## WHAT YOU ARE ASKED TO DO
Copy out the records below exactly as they appear.

SUPPLIED RECORDS section start

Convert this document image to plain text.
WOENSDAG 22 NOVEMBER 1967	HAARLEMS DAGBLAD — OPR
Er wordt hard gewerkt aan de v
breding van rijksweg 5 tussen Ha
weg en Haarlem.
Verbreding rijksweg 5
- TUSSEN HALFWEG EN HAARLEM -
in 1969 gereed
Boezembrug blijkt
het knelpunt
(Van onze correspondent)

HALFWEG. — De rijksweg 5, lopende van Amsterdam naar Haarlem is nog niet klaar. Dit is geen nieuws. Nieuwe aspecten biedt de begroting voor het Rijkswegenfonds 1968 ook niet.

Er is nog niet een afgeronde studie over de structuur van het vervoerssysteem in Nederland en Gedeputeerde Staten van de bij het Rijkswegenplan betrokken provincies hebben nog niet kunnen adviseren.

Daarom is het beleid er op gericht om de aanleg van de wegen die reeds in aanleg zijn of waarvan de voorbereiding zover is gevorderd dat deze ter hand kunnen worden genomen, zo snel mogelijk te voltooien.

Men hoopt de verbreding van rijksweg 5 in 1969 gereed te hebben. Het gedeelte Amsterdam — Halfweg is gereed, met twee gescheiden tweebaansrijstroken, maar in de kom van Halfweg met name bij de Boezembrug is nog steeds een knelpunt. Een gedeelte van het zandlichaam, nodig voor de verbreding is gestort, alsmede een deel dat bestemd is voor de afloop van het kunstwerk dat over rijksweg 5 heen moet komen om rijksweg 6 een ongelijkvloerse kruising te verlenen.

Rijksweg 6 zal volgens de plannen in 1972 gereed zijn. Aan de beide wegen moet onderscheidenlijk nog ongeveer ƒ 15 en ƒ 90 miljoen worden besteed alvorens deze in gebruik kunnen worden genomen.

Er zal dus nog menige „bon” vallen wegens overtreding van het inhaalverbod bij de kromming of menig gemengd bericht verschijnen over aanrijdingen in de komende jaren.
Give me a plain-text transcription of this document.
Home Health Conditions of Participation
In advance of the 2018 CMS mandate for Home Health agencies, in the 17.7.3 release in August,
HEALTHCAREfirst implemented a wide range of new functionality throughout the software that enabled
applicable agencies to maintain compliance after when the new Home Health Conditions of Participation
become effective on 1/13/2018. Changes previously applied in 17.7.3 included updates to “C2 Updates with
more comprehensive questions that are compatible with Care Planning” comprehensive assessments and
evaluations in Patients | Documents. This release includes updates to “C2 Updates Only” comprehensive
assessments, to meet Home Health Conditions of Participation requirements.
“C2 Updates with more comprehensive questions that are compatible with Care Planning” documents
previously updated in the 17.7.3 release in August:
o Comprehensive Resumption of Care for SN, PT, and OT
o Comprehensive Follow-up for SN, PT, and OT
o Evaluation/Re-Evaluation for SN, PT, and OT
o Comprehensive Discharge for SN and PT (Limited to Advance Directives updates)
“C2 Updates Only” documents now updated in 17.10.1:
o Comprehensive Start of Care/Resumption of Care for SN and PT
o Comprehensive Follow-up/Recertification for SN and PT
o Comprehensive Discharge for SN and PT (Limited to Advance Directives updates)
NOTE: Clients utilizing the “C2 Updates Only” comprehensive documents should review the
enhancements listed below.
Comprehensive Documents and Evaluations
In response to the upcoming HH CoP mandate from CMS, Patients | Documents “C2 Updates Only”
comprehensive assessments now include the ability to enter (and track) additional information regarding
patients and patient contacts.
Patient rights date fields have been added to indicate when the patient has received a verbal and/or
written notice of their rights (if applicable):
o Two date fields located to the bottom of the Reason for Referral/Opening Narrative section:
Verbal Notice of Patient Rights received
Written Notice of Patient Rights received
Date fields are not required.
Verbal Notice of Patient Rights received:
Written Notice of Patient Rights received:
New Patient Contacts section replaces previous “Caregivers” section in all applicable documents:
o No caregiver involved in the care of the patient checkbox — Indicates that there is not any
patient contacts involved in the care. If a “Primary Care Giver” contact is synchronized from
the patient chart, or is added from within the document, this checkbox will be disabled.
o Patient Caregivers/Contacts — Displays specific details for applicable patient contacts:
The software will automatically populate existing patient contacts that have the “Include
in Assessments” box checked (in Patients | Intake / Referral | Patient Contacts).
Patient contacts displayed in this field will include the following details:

SUPPLIED RECORDS section end

## WRITTEN SOLUTION
Convert this document image to plain text.
WOENSDAG 22 NOVEMBER 1967	HAARLEMS DAGBLAD — OPR
Er wordt hard gewerkt aan de v
breding van rijksweg 5 tussen Ha
weg en Haarlem.
Verbreding rijksweg 5
- TUSSEN HALFWEG EN HAARLEM -
in 1969 gereed
Boezembrug blijkt
het knelpunt
(Van onze correspondent)

HALFWEG. — De rijksweg 5, lopende van Amsterdam naar Haarlem is nog niet klaar. Dit is geen nieuws. Nieuwe aspecten biedt de begroting voor het Rijkswegenfonds 1968 ook niet.

Er is nog niet een afgeronde studie over de structuur van het vervoerssysteem in Nederland en Gedeputeerde Staten van de bij het Rijkswegenplan betrokken provincies hebben nog niet kunnen adviseren.

Daarom is het beleid er op gericht om de aanleg van de wegen die reeds in aanleg zijn of waarvan de voorbereiding zover is gevorderd dat deze ter hand kunnen worden genomen, zo snel mogelijk te voltooien.

Men hoopt de verbreding van rijksweg 5 in 1969 gereed te hebben. Het gedeelte Amsterdam — Halfweg is gereed, met twee gescheiden tweebaansrijstroken, maar in de kom van Halfweg met name bij de Boezembrug is nog steeds een knelpunt. Een gedeelte van het zandlichaam, nodig voor de verbreding is gestort, alsmede een deel dat bestemd is voor de afloop van het kunstwerk dat over rijksweg 5 heen moet komen om rijksweg 6 een ongelijkvloerse kruising te verlenen.

Rijksweg 6 zal volgens de plannen in 1972 gereed zijn. Aan de beide wegen moet onderscheidenlijk nog ongeveer ƒ 15 en ƒ 90 miljoen worden besteed alvorens deze in gebruik kunnen worden genomen.

Er zal dus nog menige „bon” vallen wegens overtreding van het inhaalverbod bij de kromming of menig gemengd bericht verschijnen over aanrijdingen in de komende jaren.
Give me a plain-text transcription of this document.
Home Health Conditions of Participation
In advance of the 2018 CMS mandate for Home Health agencies, in the 17.7.3 release in August,
HEALTHCAREfirst implemented a wide range of new functionality throughout the software that enabled
applicable agencies to maintain compliance after when the new Home Health Conditions of Participation
become effective on 1/13/2018. Changes previously applied in 17.7.3 included updates to “C2 Updates with
more comprehensive questions that are compatible with Care Planning” comprehensive assessments and
evaluations in Patients | Documents. This release includes updates to “C2 Updates Only” comprehensive
assessments, to meet Home Health Conditions of Participation requirements.
“C2 Updates with more comprehensive questions that are compatible with Care Planning” documents
previously updated in the 17.7.3 release in August:
o Comprehensive Resumption of Care for SN, PT, and OT
o Comprehensive Follow-up for SN, PT, and OT
o Evaluation/Re-Evaluation for SN, PT, and OT
o Comprehensive Discharge for SN and PT (Limited to Advance Directives updates)
“C2 Updates Only” documents now updated in 17.10.1:
o Comprehensive Start of Care/Resumption of Care for SN and PT
o Comprehensive Follow-up/Recertification for SN and PT
o Comprehensive Discharge for SN and PT (Limited to Advance Directives updates)
NOTE: Clients utilizing the “C2 Updates Only” comprehensive documents should review the
enhancements listed below.
Comprehensive Documents and Evaluations
In response to the upcoming HH CoP mandate from CMS, Patients | Documents “C2 Updates Only”
comprehensive assessments now include the ability to enter (and track) additional information regarding
patients and patient contacts.
Patient rights date fields have been added to indicate when the patient has received a verbal and/or
written notice of their rights (if applicable):
o Two date fields located to the bottom of the Reason for Referral/Opening Narrative section:
Verbal Notice of Patient Rights received
Written Notice of Patient Rights received
Date fields are not required.
Verbal Notice of Patient Rights received:
Written Notice of Patient Rights received:
New Patient Contacts section replaces previous “Caregivers” section in all applicable documents:
o No caregiver involved in the care of the patient checkbox — Indicates that there is not any
patient contacts involved in the care. If a “Primary Care Giver” contact is synchronized from
the patient chart, or is added from within the document, this checkbox will be disabled.
o Patient Caregivers/Contacts — Displays specific details for applicable patient contacts:
The software will automatically populate existing patient contacts that have the “Include
in Assessments” box checked (in Patients | Intake / Referral | Patient Contacts).
Patient contacts displayed in this field will include the following details:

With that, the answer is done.